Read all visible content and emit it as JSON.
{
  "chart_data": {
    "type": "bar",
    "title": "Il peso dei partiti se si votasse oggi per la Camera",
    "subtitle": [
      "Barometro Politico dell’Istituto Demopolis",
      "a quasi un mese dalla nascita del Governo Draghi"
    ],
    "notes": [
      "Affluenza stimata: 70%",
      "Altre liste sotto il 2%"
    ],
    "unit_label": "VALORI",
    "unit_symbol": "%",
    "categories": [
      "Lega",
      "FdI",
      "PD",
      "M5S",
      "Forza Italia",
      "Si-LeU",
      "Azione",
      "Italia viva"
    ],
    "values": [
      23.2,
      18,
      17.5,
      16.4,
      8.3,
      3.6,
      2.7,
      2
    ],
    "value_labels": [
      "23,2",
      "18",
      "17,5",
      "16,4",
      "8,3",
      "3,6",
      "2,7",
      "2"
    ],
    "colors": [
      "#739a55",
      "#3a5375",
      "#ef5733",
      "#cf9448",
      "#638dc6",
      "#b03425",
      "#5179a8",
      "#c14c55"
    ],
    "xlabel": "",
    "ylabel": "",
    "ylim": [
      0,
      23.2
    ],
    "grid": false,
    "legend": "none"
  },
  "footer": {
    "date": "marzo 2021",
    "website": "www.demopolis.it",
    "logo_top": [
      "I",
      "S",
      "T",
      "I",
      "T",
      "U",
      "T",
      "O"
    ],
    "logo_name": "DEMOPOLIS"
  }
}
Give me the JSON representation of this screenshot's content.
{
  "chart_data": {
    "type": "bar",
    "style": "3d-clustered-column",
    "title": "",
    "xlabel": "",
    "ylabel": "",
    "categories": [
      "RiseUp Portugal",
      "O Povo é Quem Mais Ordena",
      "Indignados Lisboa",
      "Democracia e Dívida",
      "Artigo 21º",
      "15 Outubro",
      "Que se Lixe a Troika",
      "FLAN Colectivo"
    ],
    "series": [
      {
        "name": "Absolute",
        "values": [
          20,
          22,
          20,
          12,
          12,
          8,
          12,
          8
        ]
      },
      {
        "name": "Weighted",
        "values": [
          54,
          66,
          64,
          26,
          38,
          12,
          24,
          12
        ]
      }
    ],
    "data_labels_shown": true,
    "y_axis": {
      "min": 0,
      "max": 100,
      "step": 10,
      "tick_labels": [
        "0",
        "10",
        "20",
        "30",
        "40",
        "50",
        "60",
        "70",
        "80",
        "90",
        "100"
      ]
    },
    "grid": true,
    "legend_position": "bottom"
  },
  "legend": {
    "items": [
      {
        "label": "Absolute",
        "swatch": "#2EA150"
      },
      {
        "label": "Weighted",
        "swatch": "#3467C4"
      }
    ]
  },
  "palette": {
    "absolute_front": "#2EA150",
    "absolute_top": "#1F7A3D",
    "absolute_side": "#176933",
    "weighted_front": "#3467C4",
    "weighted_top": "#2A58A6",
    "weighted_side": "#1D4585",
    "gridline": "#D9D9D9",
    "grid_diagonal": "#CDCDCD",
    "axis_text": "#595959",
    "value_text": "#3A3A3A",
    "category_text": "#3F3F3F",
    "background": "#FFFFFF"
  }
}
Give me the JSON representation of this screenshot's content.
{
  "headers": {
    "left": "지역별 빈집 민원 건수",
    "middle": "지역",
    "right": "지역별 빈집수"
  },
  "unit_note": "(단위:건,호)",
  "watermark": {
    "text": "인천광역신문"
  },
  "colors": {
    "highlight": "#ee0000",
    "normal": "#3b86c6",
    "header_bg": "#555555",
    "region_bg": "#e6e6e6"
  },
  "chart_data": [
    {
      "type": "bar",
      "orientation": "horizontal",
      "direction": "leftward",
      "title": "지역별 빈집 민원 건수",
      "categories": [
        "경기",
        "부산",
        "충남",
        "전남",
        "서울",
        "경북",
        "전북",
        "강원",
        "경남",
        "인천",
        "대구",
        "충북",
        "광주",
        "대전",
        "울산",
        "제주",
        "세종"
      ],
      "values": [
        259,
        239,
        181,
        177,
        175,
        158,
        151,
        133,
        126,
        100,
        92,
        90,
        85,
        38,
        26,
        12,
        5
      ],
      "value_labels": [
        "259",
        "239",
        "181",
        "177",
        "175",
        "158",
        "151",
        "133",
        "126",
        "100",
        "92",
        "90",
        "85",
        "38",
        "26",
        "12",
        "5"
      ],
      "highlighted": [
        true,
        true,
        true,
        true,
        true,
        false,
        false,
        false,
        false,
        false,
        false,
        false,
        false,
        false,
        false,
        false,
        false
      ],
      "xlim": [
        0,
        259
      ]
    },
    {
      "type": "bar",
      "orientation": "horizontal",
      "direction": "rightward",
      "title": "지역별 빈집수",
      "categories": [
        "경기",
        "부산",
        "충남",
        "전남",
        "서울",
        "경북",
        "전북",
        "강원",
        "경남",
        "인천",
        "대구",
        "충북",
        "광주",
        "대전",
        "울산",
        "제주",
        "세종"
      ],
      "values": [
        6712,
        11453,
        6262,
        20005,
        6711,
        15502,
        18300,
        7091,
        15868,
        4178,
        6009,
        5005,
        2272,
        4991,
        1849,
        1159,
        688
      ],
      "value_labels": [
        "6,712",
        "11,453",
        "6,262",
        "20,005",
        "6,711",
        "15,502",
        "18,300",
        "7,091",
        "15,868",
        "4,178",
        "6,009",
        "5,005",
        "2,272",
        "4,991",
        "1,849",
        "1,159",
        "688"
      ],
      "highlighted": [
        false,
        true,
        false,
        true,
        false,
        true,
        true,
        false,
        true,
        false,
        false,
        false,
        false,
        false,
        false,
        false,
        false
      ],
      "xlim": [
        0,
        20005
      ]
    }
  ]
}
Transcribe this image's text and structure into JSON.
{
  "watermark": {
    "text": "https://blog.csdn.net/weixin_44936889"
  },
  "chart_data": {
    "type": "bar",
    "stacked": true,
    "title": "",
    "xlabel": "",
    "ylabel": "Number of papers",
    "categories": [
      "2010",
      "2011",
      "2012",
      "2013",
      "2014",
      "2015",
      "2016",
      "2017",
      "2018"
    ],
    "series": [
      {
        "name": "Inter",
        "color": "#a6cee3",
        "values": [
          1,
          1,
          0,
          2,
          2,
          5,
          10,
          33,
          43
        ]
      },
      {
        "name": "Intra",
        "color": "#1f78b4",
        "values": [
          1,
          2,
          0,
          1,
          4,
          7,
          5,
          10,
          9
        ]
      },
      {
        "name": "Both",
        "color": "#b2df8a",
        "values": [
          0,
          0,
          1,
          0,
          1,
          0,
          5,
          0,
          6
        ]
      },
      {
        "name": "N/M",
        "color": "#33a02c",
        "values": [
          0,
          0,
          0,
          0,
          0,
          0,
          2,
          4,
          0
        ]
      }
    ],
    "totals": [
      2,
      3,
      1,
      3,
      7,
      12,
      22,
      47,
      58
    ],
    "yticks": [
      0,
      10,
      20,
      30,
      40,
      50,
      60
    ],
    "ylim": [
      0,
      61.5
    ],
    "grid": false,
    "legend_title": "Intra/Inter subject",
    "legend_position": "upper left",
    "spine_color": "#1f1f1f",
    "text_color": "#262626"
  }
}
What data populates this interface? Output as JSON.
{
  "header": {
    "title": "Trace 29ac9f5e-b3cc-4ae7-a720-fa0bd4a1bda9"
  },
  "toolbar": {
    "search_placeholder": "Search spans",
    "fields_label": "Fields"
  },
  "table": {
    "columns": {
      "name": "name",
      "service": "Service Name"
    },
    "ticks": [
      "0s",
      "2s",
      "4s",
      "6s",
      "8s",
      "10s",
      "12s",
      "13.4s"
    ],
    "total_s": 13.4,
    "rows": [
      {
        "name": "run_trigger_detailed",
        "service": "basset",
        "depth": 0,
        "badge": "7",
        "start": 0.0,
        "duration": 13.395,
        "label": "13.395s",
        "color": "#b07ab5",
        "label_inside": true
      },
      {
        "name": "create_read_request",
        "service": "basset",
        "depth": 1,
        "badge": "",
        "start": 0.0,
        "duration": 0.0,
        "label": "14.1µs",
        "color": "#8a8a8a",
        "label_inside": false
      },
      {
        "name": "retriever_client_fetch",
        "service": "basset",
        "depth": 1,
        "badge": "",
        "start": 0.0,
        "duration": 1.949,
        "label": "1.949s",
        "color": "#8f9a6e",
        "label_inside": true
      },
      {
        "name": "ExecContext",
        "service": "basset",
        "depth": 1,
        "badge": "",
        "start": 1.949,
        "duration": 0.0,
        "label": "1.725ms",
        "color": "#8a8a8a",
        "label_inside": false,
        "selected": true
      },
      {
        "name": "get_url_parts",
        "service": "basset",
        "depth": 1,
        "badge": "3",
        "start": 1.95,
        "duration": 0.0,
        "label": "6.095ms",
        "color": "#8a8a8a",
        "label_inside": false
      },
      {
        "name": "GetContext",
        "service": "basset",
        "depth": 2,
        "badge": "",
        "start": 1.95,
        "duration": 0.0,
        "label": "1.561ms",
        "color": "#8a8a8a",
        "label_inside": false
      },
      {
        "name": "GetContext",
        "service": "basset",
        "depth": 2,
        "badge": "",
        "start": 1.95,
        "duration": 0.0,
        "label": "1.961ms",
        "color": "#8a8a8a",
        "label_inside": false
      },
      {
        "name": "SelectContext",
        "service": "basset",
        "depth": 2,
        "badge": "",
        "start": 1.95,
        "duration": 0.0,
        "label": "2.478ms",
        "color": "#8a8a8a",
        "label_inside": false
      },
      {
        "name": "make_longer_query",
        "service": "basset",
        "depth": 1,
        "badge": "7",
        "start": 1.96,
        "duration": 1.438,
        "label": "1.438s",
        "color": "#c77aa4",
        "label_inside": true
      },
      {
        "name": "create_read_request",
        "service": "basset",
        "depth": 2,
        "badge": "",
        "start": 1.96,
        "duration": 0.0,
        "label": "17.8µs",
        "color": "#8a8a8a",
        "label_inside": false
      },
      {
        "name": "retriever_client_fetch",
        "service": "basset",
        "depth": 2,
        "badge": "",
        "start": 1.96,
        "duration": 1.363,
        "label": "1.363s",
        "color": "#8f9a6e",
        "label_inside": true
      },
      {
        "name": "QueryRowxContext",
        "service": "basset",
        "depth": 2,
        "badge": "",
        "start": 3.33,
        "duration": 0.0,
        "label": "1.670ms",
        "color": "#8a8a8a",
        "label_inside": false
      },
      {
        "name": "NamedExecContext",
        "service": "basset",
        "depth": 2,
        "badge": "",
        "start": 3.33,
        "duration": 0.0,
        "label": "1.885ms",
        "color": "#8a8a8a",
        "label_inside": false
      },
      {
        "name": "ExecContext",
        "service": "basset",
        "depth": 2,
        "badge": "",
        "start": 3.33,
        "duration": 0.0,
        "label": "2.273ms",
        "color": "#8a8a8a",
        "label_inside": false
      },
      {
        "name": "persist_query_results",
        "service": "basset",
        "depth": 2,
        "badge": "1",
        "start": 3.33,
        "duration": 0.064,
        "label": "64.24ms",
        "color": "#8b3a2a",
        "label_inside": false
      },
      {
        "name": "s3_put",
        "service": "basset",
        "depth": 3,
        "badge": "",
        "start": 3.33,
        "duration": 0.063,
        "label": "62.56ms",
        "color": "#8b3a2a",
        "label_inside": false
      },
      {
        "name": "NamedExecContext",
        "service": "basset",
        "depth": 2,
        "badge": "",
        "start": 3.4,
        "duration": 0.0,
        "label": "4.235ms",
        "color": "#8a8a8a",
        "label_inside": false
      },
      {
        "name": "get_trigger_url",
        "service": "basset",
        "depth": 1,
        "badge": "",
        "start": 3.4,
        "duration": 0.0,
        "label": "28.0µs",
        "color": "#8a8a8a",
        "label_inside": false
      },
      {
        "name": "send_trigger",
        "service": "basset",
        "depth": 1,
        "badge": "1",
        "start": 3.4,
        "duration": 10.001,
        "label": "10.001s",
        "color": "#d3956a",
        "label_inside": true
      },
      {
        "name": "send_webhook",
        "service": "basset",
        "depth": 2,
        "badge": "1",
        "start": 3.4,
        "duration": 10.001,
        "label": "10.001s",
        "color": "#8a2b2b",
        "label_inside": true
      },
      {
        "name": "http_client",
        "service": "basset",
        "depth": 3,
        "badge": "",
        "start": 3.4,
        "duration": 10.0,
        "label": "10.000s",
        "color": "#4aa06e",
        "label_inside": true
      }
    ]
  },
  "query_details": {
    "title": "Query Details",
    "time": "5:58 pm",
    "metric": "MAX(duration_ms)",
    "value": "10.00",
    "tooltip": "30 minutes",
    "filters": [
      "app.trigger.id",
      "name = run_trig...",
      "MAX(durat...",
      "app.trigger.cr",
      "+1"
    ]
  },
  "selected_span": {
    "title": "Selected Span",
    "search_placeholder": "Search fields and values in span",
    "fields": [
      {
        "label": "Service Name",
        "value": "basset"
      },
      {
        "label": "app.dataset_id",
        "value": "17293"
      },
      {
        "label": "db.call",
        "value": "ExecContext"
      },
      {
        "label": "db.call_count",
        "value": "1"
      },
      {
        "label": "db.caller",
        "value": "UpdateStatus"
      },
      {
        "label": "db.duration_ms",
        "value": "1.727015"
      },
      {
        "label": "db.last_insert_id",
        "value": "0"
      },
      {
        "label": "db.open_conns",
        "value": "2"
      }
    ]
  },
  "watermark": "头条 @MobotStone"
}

### DIRECTION
Take every line that includes the string "Search" and copy it.

### OUTPUT BELOW
    "search_placeholder": "Search spans",
    "search_placeholder": "Search fields and values in span",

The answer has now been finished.